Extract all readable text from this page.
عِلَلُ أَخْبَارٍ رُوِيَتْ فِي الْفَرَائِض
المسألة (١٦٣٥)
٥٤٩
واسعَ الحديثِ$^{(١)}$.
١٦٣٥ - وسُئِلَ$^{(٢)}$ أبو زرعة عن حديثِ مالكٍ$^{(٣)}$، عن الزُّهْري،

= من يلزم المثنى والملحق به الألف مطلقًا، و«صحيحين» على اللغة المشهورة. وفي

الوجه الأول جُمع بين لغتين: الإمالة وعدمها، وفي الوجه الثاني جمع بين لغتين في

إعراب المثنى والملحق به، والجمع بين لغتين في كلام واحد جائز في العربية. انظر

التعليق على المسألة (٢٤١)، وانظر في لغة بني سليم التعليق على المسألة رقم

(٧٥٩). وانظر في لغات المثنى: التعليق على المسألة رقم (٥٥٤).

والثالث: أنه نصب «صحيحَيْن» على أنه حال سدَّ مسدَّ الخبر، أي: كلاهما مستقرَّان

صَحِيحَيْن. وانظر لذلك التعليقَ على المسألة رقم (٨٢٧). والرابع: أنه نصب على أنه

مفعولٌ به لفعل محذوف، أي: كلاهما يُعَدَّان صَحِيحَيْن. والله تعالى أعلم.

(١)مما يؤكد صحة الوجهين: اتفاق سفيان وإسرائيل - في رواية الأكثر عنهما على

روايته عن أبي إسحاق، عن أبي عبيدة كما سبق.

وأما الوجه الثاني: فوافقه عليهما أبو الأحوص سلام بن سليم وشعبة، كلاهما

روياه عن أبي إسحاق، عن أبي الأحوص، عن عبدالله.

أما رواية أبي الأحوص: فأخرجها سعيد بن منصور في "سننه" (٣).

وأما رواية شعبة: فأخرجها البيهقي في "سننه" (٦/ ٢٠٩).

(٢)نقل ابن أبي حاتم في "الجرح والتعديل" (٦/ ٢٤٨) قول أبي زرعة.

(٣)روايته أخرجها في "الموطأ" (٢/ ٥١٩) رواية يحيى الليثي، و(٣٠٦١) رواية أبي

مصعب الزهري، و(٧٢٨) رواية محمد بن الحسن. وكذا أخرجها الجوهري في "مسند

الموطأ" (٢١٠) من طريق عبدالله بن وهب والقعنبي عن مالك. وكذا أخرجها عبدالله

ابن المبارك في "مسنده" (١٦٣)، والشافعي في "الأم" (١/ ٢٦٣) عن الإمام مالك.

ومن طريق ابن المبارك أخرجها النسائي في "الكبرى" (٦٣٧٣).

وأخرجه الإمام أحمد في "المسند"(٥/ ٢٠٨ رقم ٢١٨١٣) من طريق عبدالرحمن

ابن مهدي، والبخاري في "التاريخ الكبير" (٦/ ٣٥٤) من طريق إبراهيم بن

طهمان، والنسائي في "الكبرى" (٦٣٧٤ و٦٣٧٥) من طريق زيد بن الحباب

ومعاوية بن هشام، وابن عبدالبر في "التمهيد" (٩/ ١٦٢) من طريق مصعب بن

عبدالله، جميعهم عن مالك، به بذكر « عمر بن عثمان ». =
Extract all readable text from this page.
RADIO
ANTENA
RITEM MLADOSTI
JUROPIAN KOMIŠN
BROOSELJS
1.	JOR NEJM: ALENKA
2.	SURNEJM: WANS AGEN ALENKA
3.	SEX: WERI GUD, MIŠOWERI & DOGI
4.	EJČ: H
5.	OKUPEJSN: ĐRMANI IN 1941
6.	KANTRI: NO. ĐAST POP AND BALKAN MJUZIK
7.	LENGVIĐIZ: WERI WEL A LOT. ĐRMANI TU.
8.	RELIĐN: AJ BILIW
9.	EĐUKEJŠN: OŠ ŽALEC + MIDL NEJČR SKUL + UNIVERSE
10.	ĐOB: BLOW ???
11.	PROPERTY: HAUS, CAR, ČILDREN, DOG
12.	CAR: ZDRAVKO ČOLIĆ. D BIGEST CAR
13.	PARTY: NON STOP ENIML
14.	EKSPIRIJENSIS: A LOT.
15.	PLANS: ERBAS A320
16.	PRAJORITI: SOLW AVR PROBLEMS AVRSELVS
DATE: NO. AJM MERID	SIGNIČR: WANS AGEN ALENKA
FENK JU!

**GIVEN PROBLEM:** Tally every line of the listing that holds the string "روايته", then give the number by itself.

**RESPONSE:** 2